Items from a data source:
┄┄┄┄┄┄
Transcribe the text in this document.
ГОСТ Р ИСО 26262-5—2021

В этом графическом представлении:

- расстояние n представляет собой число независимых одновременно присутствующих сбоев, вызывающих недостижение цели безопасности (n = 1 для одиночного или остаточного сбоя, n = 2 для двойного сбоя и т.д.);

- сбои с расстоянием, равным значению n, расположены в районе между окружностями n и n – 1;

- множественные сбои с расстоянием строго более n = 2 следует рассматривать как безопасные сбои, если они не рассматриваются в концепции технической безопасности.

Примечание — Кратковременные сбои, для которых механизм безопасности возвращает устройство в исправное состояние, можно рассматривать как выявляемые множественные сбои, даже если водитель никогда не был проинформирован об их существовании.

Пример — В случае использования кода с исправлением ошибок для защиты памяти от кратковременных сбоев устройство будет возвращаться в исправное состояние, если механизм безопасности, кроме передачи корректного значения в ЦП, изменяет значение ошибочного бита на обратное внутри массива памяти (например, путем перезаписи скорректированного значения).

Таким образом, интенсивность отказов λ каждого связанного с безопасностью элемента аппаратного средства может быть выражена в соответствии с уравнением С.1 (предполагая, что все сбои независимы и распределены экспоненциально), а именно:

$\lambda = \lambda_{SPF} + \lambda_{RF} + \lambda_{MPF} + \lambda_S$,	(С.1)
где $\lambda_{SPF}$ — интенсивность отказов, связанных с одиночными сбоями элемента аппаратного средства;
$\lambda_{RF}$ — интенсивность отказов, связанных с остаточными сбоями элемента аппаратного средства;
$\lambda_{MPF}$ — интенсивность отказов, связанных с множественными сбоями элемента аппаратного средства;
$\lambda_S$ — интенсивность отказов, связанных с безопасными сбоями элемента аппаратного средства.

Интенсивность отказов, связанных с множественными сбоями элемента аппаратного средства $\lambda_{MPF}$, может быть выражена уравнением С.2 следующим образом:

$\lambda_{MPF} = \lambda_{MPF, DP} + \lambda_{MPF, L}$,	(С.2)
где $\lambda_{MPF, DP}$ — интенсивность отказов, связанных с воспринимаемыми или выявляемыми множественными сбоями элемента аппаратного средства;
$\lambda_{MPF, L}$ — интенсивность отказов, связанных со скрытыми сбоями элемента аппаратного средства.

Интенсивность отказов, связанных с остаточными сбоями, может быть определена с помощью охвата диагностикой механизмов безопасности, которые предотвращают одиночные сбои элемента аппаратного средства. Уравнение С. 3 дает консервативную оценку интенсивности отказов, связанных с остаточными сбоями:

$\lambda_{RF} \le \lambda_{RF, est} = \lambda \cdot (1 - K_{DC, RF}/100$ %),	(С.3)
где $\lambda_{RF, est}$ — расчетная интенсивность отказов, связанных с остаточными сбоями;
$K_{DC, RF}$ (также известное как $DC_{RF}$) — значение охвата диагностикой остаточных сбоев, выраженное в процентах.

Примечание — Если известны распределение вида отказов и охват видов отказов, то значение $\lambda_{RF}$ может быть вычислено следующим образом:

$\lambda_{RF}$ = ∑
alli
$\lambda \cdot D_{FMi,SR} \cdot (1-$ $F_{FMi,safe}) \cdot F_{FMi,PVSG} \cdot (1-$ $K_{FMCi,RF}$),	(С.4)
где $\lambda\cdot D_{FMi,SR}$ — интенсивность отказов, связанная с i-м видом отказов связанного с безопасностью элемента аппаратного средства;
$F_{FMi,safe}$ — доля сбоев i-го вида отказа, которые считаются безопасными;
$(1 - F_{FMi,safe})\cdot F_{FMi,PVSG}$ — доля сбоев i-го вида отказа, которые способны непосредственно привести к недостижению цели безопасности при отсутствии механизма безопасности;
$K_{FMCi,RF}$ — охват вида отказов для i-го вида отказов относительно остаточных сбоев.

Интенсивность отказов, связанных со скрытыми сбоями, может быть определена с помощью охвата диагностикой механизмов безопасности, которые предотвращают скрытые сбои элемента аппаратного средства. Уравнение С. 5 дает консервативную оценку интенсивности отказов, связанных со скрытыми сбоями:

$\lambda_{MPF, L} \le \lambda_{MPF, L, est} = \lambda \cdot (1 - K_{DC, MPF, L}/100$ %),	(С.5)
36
┄┄┄┄┄┄
WRITTEN REQUEST:
Which lines of the data include "определена"? Copy each of them.

FINISHED ANSWER:
Интенсивность отказов, связанных с остаточными сбоями, может быть определена с помощью охвата диагностикой механизмов безопасности, которые предотвращают одиночные сбои элемента аппаратного средства. Уравнение С. 3 дает консервативную оценку интенсивности отказов, связанных с остаточными сбоями:
Интенсивность отказов, связанных со скрытыми сбоями, может быть определена с помощью охвата диагностикой механизмов безопасности, которые предотвращают скрытые сбои элемента аппаратного средства. Уравнение С. 5 дает консервативную оценку интенсивности отказов, связанных со скрытыми сбоями:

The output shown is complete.